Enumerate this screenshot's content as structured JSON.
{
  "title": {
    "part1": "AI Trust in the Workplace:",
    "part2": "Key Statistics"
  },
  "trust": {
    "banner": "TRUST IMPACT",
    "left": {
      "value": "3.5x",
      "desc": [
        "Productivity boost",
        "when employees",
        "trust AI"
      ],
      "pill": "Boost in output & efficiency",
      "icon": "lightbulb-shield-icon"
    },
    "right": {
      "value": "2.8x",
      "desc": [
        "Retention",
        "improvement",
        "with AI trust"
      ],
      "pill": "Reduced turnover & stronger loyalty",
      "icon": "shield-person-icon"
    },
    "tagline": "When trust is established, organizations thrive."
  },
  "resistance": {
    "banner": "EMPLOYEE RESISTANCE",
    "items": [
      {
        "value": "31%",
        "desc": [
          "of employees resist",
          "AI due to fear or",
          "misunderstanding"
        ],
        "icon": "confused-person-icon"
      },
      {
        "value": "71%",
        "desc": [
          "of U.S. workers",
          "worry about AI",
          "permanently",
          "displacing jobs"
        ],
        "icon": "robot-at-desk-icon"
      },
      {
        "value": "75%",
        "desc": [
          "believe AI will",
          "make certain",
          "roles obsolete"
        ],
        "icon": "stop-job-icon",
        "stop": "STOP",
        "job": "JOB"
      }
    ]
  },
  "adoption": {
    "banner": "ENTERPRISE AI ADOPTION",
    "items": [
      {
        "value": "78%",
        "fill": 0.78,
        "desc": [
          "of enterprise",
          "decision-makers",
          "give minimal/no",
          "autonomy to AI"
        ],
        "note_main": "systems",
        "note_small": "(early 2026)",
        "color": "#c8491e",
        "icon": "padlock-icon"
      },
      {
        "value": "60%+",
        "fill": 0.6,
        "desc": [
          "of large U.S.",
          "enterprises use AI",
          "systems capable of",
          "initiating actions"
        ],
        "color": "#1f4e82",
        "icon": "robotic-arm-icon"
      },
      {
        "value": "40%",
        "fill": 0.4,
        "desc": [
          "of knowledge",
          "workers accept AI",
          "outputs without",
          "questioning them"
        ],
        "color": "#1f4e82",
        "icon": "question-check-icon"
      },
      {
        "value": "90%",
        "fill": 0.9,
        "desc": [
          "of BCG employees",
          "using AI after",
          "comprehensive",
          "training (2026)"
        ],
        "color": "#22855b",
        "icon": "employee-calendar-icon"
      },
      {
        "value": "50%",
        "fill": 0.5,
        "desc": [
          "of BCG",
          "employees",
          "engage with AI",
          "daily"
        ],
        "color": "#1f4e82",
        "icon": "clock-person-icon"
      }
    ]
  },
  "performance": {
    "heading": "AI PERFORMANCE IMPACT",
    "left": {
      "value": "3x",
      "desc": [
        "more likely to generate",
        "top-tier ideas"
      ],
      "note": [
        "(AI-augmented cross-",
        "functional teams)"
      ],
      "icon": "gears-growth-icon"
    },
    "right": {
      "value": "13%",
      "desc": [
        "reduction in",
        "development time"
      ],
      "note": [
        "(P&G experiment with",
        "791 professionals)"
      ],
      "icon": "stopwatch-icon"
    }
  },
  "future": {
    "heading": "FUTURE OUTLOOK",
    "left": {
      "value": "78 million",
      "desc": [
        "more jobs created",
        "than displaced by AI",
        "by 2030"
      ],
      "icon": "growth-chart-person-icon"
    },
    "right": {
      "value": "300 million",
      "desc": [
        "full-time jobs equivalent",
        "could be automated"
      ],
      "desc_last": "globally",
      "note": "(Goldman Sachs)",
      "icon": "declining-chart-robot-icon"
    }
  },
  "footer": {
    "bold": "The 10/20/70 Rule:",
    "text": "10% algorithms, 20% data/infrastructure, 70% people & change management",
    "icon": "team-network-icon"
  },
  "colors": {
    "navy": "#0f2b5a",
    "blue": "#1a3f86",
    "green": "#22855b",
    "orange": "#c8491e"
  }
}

· · · · · · ·

Find the string "banner" in the records, then copy each line where it occurs.

    "banner": "TRUST IMPACT",
    "banner": "EMPLOYEE RESISTANCE",
    "banner": "ENTERPRISE AI ADOPTION",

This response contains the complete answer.